* What you will do
Of the lines in the entries below, state how many hold the word "page". Say nothing else.

* Data listing
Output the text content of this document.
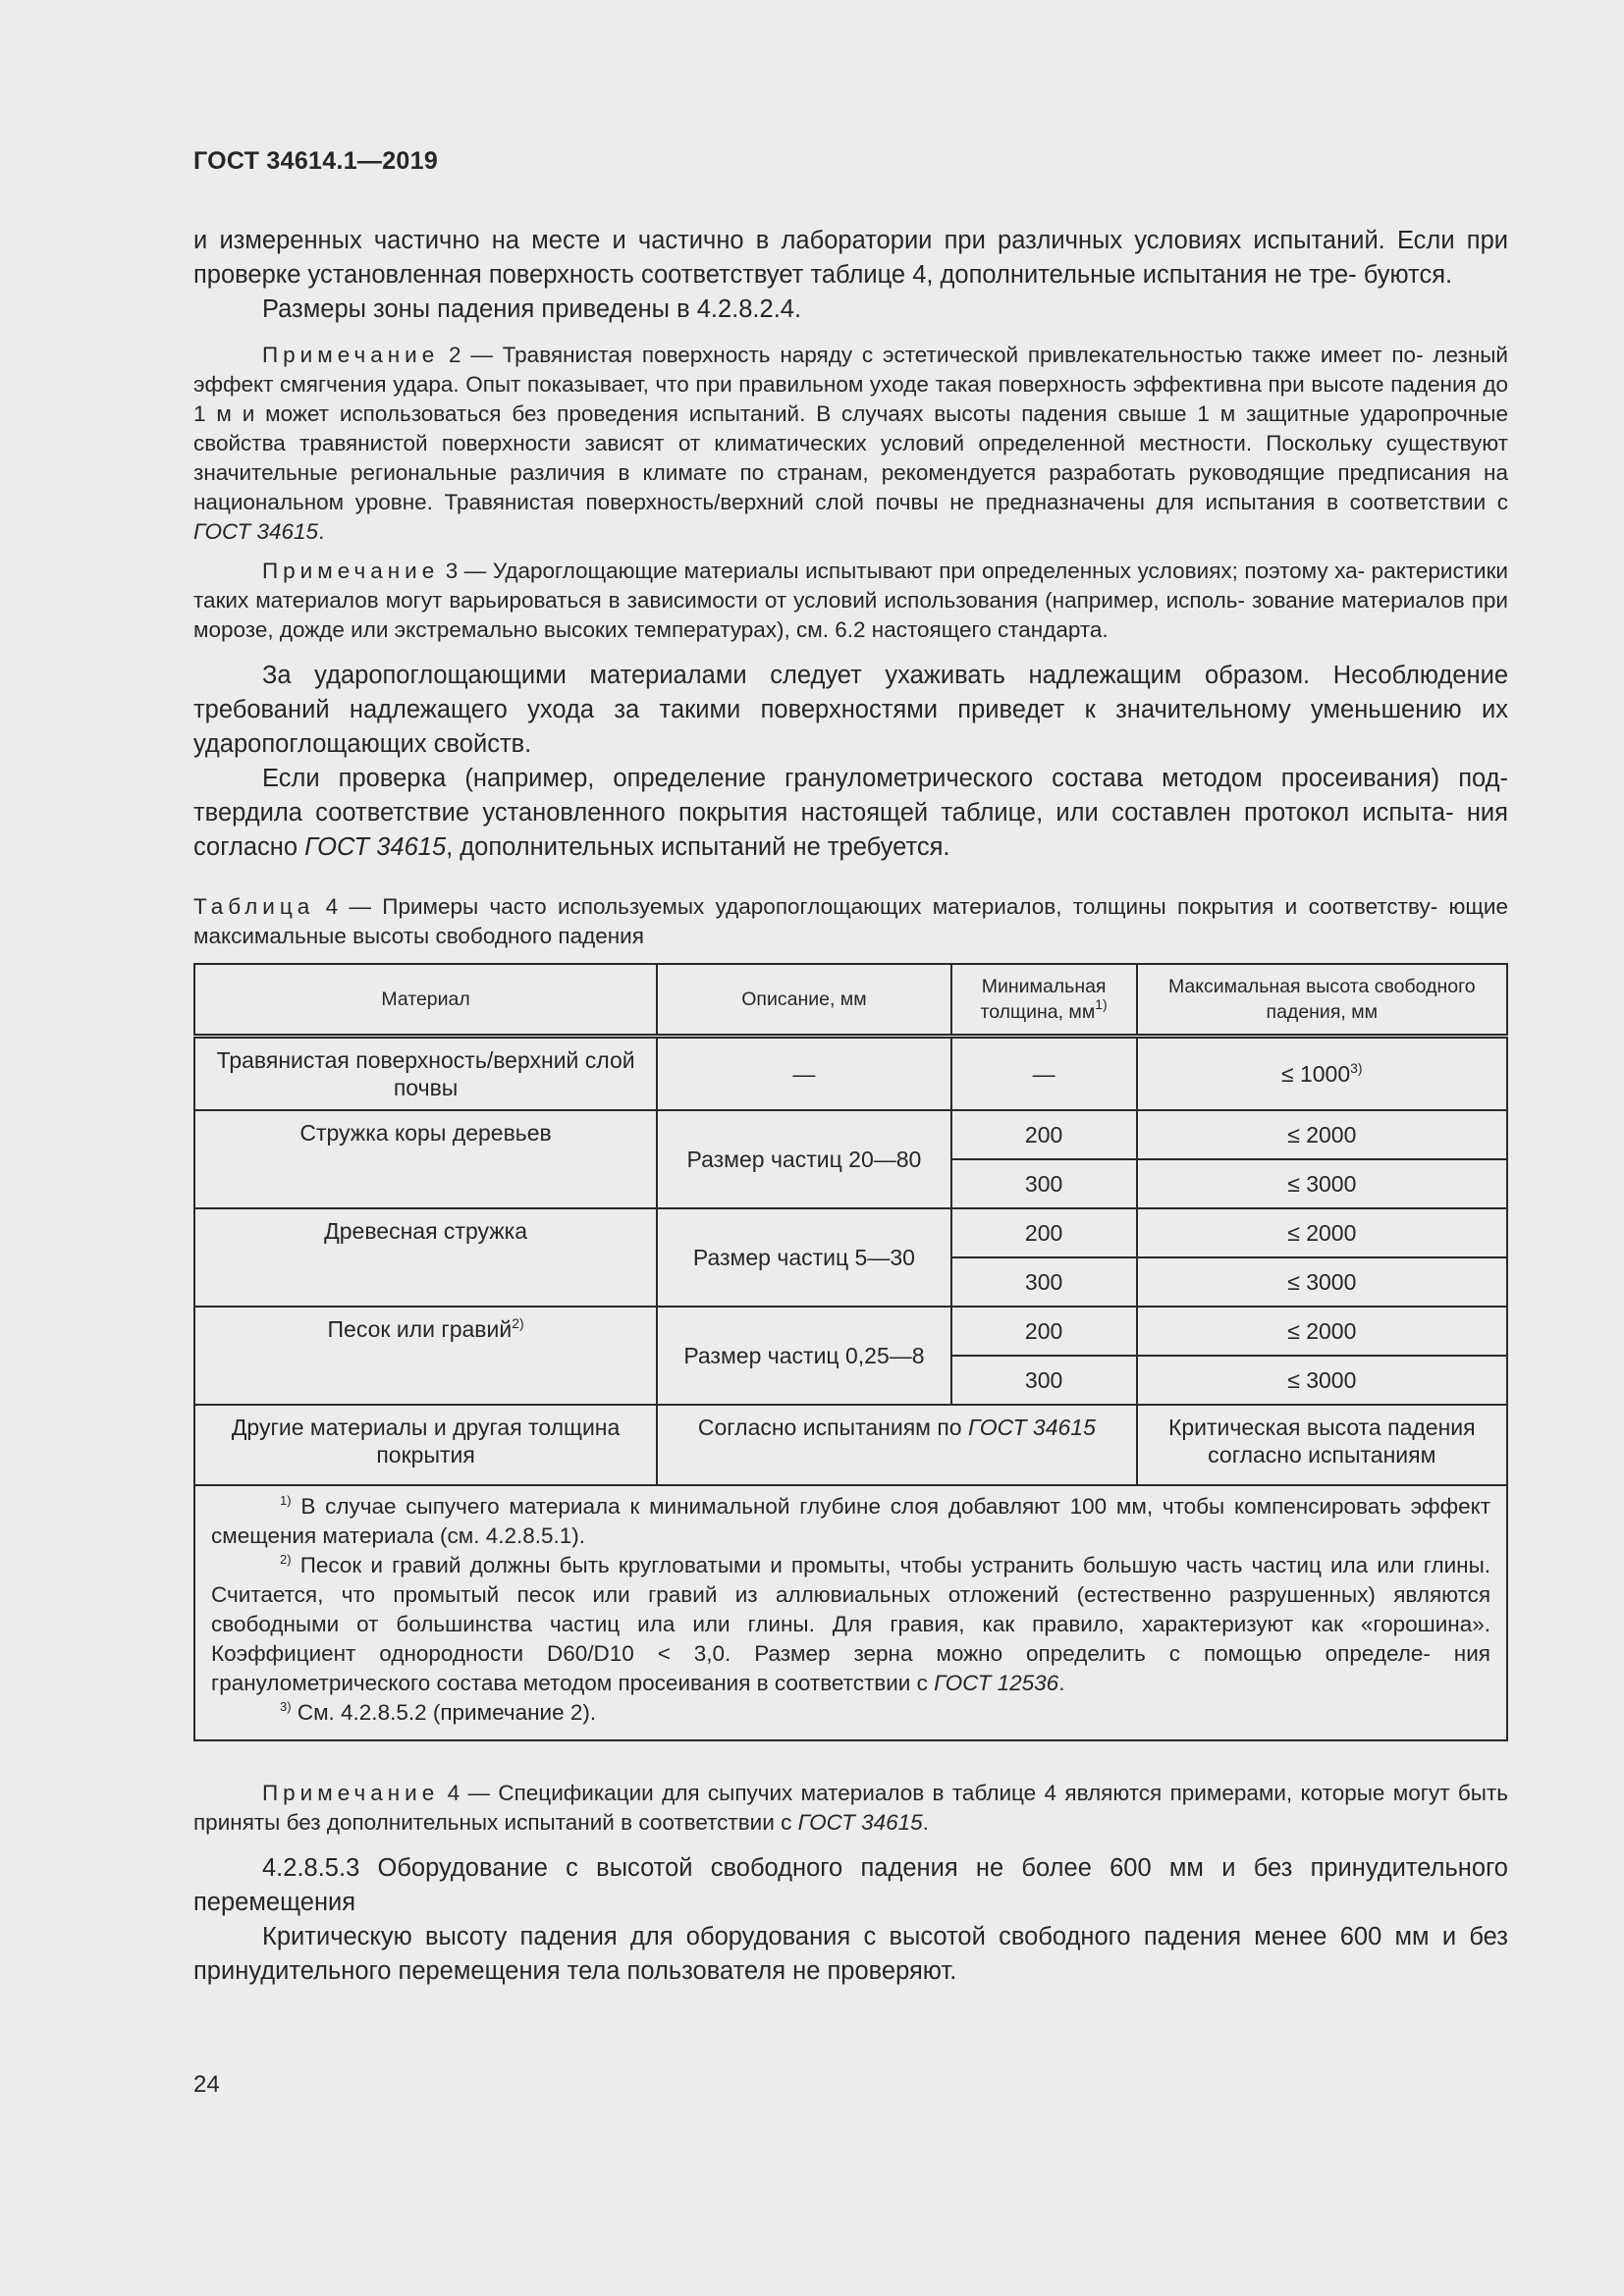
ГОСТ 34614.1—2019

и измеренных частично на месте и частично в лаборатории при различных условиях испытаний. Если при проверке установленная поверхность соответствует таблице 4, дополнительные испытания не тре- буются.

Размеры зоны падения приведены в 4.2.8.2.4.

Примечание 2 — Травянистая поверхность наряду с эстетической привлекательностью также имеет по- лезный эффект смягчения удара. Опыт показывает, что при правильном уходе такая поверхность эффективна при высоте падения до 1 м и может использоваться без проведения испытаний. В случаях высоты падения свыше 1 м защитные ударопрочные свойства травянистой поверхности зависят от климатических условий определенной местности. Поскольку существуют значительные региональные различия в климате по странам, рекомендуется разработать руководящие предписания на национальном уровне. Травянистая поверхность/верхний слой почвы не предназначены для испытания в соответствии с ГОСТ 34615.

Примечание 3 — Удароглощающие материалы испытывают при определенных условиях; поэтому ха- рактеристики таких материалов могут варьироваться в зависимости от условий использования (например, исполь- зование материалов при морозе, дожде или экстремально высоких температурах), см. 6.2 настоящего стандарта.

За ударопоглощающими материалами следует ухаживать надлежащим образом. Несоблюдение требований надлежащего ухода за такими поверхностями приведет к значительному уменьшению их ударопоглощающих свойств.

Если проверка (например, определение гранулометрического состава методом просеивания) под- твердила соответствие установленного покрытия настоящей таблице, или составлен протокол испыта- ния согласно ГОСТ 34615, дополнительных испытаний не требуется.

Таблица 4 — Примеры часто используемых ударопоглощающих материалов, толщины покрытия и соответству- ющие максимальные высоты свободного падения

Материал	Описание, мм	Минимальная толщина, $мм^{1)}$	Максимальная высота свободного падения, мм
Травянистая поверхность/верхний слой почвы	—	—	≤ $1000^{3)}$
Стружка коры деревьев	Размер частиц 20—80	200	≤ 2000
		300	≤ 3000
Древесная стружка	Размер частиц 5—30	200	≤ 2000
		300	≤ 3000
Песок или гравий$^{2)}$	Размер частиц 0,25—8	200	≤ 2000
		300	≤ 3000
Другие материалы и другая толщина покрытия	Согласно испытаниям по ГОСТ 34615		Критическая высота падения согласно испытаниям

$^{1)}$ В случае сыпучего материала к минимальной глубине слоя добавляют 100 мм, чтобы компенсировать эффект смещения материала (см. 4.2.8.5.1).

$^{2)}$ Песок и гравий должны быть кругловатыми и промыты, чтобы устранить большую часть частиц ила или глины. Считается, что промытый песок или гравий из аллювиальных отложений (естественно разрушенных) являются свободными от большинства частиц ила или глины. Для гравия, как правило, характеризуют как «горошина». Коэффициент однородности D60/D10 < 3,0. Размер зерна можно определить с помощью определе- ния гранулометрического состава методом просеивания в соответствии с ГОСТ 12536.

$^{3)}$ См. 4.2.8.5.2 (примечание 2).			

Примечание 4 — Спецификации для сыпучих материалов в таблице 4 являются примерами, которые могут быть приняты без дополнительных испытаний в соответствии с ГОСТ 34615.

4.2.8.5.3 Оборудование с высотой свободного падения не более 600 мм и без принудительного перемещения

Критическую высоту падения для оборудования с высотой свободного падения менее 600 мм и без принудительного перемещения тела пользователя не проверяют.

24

--

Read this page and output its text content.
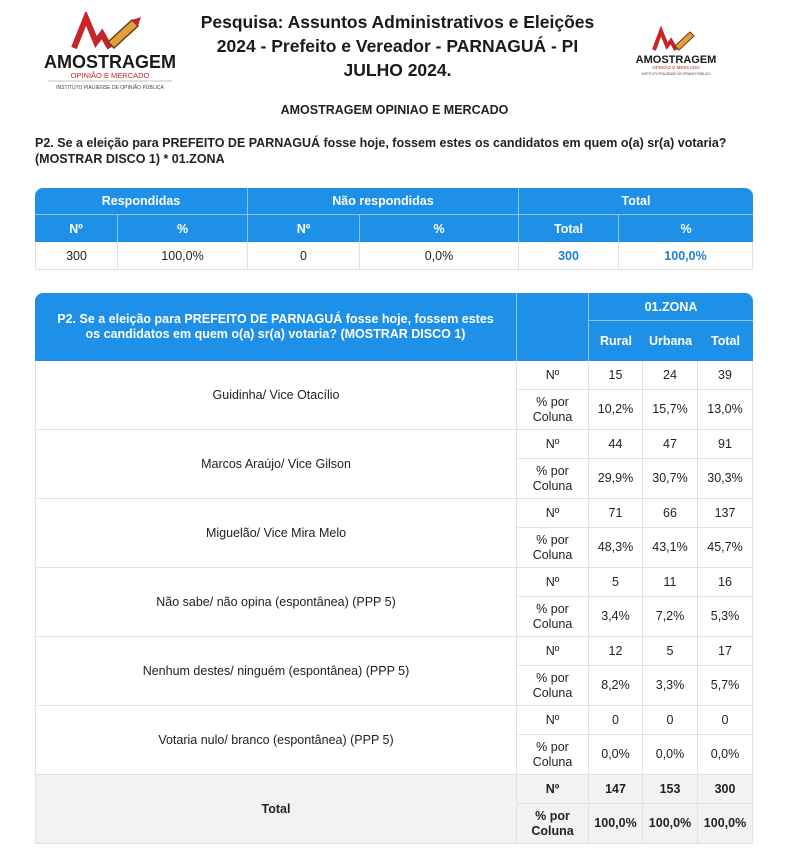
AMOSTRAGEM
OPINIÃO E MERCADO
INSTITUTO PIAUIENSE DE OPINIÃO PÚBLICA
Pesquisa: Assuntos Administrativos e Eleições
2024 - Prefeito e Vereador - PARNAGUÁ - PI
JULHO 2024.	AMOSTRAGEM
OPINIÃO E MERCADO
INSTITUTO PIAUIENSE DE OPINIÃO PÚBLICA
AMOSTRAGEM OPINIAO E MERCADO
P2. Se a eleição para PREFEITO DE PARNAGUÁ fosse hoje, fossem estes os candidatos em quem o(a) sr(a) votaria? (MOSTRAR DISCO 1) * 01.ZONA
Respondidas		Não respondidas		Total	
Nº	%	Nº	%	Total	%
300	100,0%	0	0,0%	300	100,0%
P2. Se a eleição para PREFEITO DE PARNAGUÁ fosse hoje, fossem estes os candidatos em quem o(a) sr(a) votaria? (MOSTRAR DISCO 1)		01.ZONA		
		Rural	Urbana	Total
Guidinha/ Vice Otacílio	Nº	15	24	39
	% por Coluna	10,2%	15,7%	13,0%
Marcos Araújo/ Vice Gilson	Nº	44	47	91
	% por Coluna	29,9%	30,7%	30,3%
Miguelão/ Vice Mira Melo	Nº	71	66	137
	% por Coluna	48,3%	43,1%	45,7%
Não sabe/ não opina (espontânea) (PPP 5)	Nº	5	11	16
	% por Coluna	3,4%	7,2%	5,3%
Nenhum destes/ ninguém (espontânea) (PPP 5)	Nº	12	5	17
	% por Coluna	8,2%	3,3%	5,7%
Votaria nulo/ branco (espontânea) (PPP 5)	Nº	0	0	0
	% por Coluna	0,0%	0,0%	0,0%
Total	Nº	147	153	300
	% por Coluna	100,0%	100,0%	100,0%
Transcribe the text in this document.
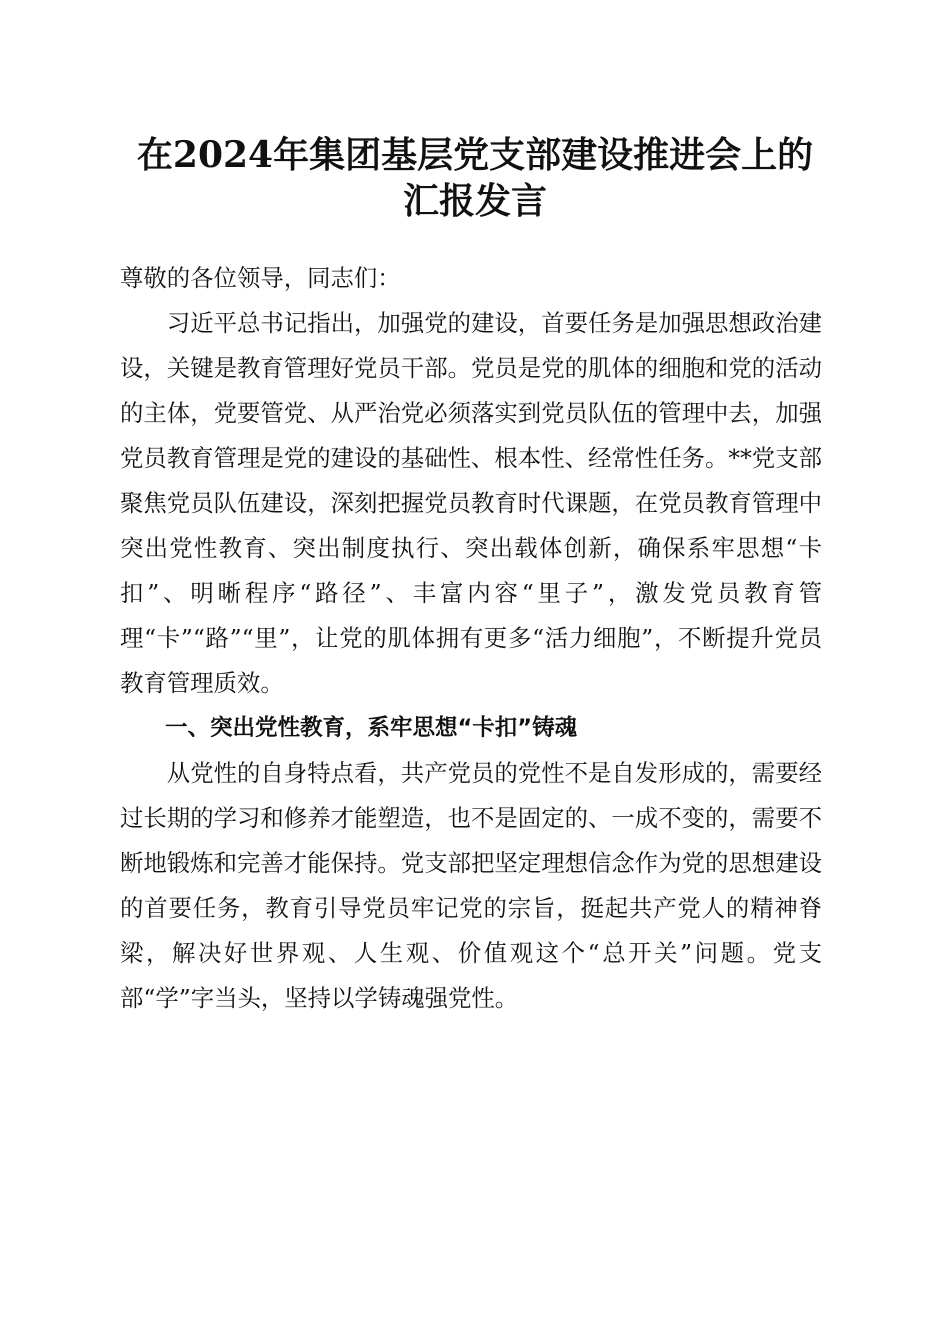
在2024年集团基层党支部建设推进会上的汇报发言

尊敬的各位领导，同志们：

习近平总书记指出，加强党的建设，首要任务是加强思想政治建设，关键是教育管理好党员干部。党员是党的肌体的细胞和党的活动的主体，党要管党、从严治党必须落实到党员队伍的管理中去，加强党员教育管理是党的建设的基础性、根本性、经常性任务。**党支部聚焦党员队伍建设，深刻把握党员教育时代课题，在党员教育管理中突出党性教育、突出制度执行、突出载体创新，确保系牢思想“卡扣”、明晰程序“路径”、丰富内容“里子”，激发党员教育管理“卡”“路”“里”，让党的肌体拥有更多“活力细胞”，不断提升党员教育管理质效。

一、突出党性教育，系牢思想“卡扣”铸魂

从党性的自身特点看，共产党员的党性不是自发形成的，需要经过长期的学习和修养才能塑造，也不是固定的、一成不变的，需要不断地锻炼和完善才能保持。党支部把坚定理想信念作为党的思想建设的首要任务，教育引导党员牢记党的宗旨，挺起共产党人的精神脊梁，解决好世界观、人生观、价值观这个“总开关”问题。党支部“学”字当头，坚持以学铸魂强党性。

--

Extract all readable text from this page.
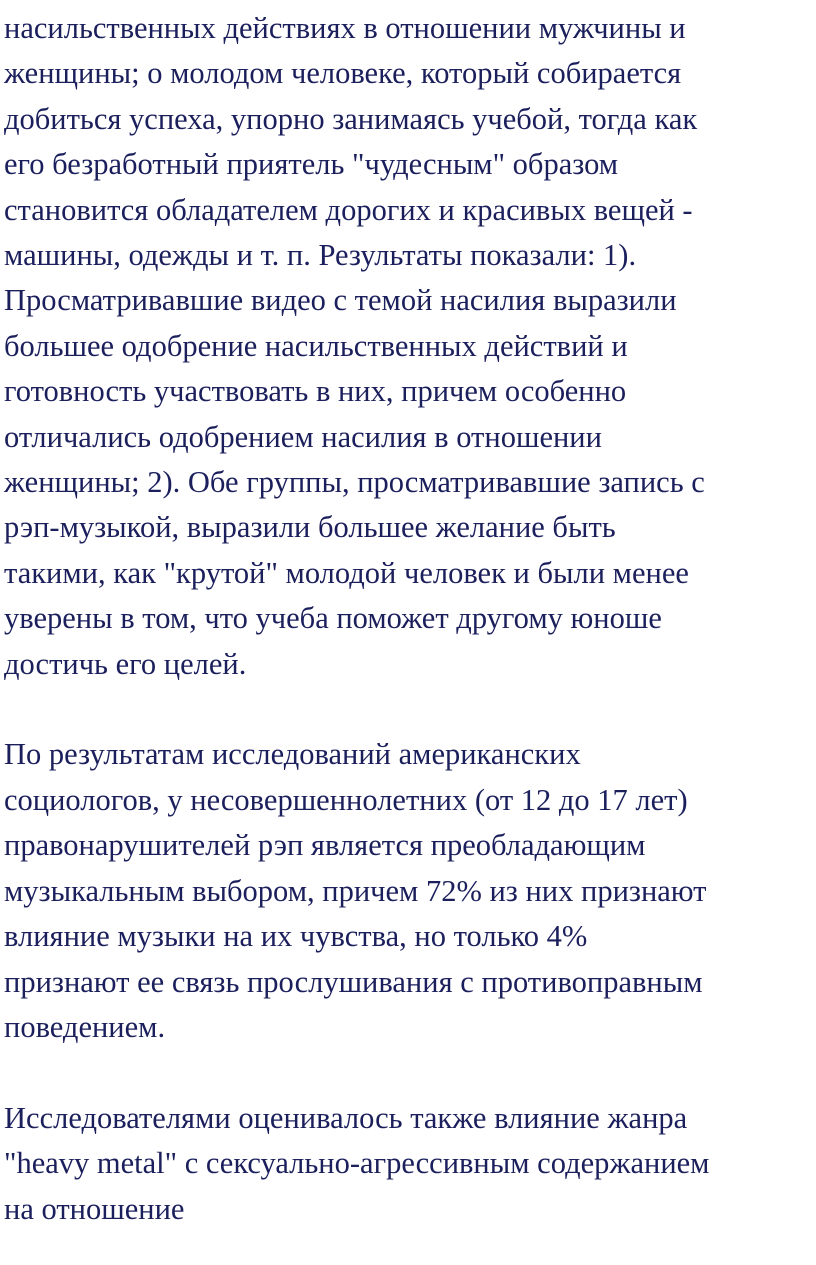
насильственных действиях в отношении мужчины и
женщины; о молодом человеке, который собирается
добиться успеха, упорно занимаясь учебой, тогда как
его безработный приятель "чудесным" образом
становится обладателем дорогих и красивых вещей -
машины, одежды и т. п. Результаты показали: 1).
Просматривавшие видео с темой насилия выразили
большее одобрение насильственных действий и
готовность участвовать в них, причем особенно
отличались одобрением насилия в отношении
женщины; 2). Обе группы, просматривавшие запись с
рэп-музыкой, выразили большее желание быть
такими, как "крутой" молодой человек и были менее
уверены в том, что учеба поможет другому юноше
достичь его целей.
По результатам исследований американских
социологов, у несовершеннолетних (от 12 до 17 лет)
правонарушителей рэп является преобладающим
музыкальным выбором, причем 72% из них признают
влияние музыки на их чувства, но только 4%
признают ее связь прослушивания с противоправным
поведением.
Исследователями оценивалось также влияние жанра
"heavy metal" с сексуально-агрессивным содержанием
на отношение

* The response
2